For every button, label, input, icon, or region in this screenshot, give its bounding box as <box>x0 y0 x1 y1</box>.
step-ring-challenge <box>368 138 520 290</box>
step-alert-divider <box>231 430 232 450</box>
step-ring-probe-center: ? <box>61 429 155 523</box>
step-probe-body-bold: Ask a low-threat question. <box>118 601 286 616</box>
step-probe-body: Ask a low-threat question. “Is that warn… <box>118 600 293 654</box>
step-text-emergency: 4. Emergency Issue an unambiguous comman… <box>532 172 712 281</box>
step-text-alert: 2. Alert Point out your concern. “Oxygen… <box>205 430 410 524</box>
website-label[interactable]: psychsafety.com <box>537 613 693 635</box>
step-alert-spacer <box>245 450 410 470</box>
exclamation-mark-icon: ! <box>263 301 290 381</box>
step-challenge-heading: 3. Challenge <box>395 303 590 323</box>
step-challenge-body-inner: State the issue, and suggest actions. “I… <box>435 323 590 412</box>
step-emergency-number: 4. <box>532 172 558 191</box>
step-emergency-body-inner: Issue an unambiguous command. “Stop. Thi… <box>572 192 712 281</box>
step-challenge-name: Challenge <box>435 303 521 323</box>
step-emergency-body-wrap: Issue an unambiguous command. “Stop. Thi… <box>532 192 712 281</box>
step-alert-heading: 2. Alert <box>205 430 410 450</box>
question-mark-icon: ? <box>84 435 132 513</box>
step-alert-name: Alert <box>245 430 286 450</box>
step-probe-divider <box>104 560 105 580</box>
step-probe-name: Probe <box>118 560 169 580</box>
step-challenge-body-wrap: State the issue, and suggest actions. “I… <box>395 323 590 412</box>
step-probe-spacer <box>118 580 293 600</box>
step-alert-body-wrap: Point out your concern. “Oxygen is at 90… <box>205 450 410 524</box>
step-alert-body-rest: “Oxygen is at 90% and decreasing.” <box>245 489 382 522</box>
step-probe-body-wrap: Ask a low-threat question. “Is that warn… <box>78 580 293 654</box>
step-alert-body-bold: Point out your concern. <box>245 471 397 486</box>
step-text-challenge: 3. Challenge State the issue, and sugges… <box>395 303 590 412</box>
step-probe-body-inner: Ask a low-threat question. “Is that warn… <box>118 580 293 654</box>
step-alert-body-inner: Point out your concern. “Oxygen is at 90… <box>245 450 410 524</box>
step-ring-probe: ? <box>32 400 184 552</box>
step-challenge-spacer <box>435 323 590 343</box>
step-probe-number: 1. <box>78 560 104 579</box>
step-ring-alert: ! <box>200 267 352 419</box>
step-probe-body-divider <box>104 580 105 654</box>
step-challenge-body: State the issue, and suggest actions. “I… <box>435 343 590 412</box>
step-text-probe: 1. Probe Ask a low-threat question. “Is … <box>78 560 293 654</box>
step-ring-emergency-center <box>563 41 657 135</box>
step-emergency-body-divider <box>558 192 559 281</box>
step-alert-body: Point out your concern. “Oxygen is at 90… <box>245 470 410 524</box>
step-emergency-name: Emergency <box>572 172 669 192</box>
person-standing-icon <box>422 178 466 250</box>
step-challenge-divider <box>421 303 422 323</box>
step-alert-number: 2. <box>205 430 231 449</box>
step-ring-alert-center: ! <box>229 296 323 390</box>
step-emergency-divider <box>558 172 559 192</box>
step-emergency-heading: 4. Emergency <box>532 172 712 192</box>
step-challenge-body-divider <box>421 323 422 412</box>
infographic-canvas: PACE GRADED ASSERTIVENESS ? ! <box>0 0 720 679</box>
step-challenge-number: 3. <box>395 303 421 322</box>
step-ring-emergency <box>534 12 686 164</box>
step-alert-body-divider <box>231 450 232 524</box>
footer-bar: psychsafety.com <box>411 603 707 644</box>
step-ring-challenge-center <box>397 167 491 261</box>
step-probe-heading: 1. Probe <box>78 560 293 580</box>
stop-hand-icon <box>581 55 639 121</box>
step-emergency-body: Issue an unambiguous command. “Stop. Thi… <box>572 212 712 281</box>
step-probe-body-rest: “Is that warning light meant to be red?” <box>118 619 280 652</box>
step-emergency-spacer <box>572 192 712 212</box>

§ **THE PROBLEM**
Reproduce the records verbatim from their first line up to and including the line containing "step-challenge-name: Challenge <box>435".

§ **THE OUTPUT**
For every button, label, input, icon, or region in this screenshot, give its bounding box as <box>x0 y0 x1 y1</box>.
step-ring-challenge <box>368 138 520 290</box>
step-alert-divider <box>231 430 232 450</box>
step-ring-probe-center: ? <box>61 429 155 523</box>
step-probe-body-bold: Ask a low-threat question. <box>118 601 286 616</box>
step-probe-body: Ask a low-threat question. “Is that warn… <box>118 600 293 654</box>
step-text-emergency: 4. Emergency Issue an unambiguous comman… <box>532 172 712 281</box>
step-text-alert: 2. Alert Point out your concern. “Oxygen… <box>205 430 410 524</box>
website-label[interactable]: psychsafety.com <box>537 613 693 635</box>
step-alert-spacer <box>245 450 410 470</box>
exclamation-mark-icon: ! <box>263 301 290 381</box>
step-challenge-heading: 3. Challenge <box>395 303 590 323</box>
step-challenge-body-inner: State the issue, and suggest actions. “I… <box>435 323 590 412</box>
step-emergency-number: 4. <box>532 172 558 191</box>
step-emergency-body-inner: Issue an unambiguous command. “Stop. Thi… <box>572 192 712 281</box>
step-challenge-name: Challenge <box>435 303 521 323</box>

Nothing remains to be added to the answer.